* Task brief: Examine the entries and show every line in which the word "graphitic" is found.

***** Exercise material

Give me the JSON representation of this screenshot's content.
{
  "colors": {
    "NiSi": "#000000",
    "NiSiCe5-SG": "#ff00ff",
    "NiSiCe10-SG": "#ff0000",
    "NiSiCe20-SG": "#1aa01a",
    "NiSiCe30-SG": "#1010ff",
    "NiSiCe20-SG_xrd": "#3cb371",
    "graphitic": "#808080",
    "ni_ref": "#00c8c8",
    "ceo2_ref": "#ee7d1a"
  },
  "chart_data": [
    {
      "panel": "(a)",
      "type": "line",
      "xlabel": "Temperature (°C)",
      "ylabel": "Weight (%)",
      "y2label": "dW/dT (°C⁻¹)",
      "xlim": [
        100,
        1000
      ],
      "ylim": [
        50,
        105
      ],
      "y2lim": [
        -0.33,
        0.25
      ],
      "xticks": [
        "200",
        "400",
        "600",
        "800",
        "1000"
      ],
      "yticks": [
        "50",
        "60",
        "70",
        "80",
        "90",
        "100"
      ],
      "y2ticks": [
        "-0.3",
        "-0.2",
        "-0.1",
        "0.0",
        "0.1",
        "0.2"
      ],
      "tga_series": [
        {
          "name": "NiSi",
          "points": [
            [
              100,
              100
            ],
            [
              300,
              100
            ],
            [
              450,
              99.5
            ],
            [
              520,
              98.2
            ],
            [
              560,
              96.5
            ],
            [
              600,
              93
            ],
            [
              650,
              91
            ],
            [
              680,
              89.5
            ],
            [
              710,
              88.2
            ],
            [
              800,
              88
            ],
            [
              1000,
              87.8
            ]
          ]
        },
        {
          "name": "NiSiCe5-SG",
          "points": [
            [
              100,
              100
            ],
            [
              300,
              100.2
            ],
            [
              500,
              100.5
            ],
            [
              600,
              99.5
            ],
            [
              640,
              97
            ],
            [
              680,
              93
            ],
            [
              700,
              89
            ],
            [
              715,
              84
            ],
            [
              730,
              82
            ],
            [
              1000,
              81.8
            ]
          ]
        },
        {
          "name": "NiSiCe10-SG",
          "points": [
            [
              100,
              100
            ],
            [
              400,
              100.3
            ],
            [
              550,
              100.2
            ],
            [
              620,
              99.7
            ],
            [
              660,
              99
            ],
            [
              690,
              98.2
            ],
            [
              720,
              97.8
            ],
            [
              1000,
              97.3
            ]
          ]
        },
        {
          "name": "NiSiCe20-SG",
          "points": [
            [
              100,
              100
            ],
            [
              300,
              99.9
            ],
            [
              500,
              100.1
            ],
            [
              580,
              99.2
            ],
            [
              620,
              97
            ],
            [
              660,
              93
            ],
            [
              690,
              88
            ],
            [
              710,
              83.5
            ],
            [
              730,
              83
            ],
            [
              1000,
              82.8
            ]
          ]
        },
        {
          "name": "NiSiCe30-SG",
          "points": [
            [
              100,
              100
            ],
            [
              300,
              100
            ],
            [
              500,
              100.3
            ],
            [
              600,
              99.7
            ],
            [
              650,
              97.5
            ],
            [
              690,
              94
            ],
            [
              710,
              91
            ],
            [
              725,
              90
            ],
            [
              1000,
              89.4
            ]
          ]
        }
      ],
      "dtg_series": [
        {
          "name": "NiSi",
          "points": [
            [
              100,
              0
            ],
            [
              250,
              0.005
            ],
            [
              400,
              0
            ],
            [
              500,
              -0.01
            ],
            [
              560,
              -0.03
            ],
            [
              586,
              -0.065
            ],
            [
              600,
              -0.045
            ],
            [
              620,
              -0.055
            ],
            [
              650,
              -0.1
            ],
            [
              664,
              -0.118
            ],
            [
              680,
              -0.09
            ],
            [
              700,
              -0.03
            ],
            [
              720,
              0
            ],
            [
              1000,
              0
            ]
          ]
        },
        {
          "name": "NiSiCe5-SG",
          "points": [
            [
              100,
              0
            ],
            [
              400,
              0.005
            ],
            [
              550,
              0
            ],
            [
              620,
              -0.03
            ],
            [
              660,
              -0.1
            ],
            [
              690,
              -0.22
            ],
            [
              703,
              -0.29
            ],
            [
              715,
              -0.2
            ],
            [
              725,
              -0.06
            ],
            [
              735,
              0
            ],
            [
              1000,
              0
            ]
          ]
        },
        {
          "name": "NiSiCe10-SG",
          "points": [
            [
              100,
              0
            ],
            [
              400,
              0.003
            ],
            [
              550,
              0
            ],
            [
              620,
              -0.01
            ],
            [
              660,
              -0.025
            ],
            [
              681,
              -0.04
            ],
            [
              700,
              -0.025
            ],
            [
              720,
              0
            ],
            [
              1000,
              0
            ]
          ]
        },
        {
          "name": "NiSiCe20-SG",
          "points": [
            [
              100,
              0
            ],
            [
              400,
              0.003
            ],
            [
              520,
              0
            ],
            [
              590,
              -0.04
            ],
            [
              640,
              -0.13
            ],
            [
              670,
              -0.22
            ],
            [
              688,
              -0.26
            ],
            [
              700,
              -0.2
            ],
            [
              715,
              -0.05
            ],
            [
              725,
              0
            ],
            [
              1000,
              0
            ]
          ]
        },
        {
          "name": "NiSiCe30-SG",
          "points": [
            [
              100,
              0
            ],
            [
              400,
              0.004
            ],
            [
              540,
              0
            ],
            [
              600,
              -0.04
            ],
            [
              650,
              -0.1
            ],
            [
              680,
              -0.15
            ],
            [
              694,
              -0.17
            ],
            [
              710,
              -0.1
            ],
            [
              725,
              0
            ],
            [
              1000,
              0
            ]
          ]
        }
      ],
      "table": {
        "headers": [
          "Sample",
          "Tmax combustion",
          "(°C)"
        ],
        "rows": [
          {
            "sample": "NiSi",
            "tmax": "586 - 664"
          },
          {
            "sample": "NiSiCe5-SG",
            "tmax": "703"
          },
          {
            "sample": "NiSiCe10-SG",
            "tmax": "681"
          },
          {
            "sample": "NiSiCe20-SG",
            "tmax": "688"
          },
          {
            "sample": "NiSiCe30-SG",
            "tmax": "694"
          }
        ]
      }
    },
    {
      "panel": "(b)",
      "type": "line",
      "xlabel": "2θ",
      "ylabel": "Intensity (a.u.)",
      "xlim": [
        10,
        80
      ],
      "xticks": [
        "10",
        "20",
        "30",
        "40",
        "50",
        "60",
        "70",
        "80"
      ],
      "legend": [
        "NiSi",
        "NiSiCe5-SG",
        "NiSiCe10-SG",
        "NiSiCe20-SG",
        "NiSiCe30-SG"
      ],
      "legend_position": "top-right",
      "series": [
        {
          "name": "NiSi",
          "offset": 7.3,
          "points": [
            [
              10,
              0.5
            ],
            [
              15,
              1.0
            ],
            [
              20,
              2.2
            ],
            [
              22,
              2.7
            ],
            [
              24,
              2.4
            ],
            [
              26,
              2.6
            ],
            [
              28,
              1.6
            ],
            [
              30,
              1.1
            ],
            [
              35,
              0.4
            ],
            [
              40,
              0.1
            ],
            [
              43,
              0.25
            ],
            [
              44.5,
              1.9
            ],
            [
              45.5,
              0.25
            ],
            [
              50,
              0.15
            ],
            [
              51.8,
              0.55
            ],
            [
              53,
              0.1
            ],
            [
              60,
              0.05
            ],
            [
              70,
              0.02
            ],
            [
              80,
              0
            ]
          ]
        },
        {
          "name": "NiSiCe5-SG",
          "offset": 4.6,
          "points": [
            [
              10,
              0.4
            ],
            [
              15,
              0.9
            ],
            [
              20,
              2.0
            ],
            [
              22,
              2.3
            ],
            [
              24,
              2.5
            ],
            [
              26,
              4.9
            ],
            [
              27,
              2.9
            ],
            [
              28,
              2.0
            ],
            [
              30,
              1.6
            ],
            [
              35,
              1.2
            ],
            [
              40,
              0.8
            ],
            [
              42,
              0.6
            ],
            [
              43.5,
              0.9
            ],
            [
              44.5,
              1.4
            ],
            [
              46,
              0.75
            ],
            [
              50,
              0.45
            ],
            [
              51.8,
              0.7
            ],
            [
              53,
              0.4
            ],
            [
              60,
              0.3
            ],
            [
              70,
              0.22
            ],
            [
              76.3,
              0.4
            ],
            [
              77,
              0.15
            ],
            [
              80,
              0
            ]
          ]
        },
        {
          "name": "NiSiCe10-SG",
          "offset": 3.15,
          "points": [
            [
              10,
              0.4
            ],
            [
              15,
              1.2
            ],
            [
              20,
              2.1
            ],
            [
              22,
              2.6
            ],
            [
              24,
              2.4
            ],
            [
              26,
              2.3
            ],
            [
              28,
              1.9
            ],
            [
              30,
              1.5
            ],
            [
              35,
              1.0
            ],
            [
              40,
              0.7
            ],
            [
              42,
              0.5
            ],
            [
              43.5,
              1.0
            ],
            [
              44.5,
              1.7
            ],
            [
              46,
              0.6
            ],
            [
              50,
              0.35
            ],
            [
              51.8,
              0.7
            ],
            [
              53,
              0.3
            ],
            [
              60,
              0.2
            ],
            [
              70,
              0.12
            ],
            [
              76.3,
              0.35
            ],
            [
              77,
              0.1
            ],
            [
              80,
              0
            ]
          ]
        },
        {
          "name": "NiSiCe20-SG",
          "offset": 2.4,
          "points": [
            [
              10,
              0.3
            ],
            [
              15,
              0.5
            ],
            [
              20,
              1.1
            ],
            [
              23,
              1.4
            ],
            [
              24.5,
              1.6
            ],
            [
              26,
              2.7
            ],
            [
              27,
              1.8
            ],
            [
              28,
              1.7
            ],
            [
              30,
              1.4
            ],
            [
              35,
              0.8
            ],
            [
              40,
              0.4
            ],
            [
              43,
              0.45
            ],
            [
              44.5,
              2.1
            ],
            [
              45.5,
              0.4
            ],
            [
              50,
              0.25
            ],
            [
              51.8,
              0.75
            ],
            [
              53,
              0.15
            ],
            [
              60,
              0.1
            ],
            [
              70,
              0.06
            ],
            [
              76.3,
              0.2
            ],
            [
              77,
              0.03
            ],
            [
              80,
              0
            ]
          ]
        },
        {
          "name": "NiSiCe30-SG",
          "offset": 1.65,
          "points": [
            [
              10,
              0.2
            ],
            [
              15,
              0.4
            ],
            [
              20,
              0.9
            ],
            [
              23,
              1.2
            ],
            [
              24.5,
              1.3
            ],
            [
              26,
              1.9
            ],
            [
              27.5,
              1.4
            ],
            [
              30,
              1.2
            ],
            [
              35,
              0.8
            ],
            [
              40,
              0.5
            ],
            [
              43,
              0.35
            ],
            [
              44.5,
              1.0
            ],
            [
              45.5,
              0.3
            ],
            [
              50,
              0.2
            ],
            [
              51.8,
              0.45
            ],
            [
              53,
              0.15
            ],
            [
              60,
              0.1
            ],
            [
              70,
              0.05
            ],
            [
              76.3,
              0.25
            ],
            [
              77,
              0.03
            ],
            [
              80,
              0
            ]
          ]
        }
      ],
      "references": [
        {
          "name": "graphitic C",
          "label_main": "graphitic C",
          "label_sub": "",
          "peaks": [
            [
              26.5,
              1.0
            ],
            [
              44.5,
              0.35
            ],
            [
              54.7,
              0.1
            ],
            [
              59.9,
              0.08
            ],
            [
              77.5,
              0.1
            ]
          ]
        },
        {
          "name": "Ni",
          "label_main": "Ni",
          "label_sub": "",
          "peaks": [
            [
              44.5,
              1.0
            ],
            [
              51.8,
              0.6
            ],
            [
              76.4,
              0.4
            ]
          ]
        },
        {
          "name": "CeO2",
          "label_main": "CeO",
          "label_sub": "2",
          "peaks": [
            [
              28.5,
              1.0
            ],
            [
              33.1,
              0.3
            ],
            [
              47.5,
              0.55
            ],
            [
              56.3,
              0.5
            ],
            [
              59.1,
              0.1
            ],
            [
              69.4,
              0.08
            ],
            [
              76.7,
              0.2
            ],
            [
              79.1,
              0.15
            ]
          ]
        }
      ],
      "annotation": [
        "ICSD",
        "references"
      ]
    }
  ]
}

**********

* Complete output:
    "graphitic": "#808080",
          "name": "graphitic C",
          "label_main": "graphitic C",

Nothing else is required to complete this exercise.